• **Records provided**:
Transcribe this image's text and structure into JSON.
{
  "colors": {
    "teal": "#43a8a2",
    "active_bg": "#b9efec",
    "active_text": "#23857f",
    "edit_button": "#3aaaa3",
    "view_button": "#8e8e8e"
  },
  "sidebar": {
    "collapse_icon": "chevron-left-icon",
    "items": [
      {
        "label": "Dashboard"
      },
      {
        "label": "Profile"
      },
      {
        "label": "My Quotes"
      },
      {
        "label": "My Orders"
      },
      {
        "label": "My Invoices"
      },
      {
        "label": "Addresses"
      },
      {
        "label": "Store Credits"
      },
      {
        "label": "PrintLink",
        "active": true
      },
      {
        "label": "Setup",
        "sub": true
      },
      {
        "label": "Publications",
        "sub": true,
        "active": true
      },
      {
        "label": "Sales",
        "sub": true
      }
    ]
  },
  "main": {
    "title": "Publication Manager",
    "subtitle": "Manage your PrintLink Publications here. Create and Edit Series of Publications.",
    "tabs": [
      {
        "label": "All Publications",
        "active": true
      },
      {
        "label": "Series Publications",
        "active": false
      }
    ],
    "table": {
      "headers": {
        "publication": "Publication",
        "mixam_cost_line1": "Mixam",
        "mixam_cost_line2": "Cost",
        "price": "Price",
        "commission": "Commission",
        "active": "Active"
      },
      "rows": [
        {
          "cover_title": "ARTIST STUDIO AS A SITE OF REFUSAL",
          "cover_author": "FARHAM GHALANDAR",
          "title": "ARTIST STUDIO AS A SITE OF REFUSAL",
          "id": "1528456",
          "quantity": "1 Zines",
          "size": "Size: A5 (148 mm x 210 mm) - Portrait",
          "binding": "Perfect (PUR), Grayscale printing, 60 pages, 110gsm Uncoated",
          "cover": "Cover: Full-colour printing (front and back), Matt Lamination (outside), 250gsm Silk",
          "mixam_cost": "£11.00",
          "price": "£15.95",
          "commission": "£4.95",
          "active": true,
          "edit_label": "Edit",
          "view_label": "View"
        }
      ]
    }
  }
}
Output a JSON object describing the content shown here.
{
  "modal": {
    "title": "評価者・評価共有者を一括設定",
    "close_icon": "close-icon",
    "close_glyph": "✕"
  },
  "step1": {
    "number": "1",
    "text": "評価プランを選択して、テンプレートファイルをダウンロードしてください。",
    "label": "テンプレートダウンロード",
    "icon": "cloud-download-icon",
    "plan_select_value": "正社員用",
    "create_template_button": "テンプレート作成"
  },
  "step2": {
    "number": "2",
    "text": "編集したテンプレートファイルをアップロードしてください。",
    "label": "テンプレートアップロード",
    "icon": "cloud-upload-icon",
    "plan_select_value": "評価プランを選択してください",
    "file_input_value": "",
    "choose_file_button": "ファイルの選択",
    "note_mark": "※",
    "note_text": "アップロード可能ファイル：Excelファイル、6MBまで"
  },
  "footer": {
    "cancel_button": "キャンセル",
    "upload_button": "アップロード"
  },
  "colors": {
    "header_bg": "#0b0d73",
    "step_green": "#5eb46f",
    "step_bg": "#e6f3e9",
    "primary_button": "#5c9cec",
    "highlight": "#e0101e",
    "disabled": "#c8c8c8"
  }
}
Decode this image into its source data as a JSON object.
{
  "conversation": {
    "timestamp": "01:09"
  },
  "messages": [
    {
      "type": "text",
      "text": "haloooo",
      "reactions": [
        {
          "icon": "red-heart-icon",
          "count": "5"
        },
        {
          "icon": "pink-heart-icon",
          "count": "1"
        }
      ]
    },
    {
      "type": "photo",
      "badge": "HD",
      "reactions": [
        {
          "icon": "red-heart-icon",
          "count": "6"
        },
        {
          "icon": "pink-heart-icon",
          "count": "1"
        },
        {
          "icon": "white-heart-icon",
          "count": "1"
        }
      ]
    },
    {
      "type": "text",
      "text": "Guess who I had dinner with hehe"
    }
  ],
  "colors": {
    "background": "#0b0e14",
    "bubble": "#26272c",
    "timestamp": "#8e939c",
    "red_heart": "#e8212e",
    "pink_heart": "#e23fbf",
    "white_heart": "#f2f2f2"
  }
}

• **Task to carry out**:
Repeat the records above exactly as they appear.

• **Solution**:
Transcribe this image's text and structure into JSON.
{
  "colors": {
    "teal": "#43a8a2",
    "active_bg": "#b9efec",
    "active_text": "#23857f",
    "edit_button": "#3aaaa3",
    "view_button": "#8e8e8e"
  },
  "sidebar": {
    "collapse_icon": "chevron-left-icon",
    "items": [
      {
        "label": "Dashboard"
      },
      {
        "label": "Profile"
      },
      {
        "label": "My Quotes"
      },
      {
        "label": "My Orders"
      },
      {
        "label": "My Invoices"
      },
      {
        "label": "Addresses"
      },
      {
        "label": "Store Credits"
      },
      {
        "label": "PrintLink",
        "active": true
      },
      {
        "label": "Setup",
        "sub": true
      },
      {
        "label": "Publications",
        "sub": true,
        "active": true
      },
      {
        "label": "Sales",
        "sub": true
      }
    ]
  },
  "main": {
    "title": "Publication Manager",
    "subtitle": "Manage your PrintLink Publications here. Create and Edit Series of Publications.",
    "tabs": [
      {
        "label": "All Publications",
        "active": true
      },
      {
        "label": "Series Publications",
        "active": false
      }
    ],
    "table": {
      "headers": {
        "publication": "Publication",
        "mixam_cost_line1": "Mixam",
        "mixam_cost_line2": "Cost",
        "price": "Price",
        "commission": "Commission",
        "active": "Active"
      },
      "rows": [
        {
          "cover_title": "ARTIST STUDIO AS A SITE OF REFUSAL",
          "cover_author": "FARHAM GHALANDAR",
          "title": "ARTIST STUDIO AS A SITE OF REFUSAL",
          "id": "1528456",
          "quantity": "1 Zines",
          "size": "Size: A5 (148 mm x 210 mm) - Portrait",
          "binding": "Perfect (PUR), Grayscale printing, 60 pages, 110gsm Uncoated",
          "cover": "Cover: Full-colour printing (front and back), Matt Lamination (outside), 250gsm Silk",
          "mixam_cost": "£11.00",
          "price": "£15.95",
          "commission": "£4.95",
          "active": true,
          "edit_label": "Edit",
          "view_label": "View"
        }
      ]
    }
  }
}
Output a JSON object describing the content shown here.
{
  "modal": {
    "title": "評価者・評価共有者を一括設定",
    "close_icon": "close-icon",
    "close_glyph": "✕"
  },
  "step1": {
    "number": "1",
    "text": "評価プランを選択して、テンプレートファイルをダウンロードしてください。",
    "label": "テンプレートダウンロード",
    "icon": "cloud-download-icon",
    "plan_select_value": "正社員用",
    "create_template_button": "テンプレート作成"
  },
  "step2": {
    "number": "2",
    "text": "編集したテンプレートファイルをアップロードしてください。",
    "label": "テンプレートアップロード",
    "icon": "cloud-upload-icon",
    "plan_select_value": "評価プランを選択してください",
    "file_input_value": "",
    "choose_file_button": "ファイルの選択",
    "note_mark": "※",
    "note_text": "アップロード可能ファイル：Excelファイル、6MBまで"
  },
  "footer": {
    "cancel_button": "キャンセル",
    "upload_button": "アップロード"
  },
  "colors": {
    "header_bg": "#0b0d73",
    "step_green": "#5eb46f",
    "step_bg": "#e6f3e9",
    "primary_button": "#5c9cec",
    "highlight": "#e0101e",
    "disabled": "#c8c8c8"
  }
}
Decode this image into its source data as a JSON object.
{
  "conversation": {
    "timestamp": "01:09"
  },
  "messages": [
    {
      "type": "text",
      "text": "haloooo",
      "reactions": [
        {
          "icon": "red-heart-icon",
          "count": "5"
        },
        {
          "icon": "pink-heart-icon",
          "count": "1"
        }
      ]
    },
    {
      "type": "photo",
      "badge": "HD",
      "reactions": [
        {
          "icon": "red-heart-icon",
          "count": "6"
        },
        {
          "icon": "pink-heart-icon",
          "count": "1"
        },
        {
          "icon": "white-heart-icon",
          "count": "1"
        }
      ]
    },
    {
      "type": "text",
      "text": "Guess who I had dinner with hehe"
    }
  ],
  "colors": {
    "background": "#0b0e14",
    "bubble": "#26272c",
    "timestamp": "#8e939c",
    "red_heart": "#e8212e",
    "pink_heart": "#e23fbf",
    "white_heart": "#f2f2f2"
  }
}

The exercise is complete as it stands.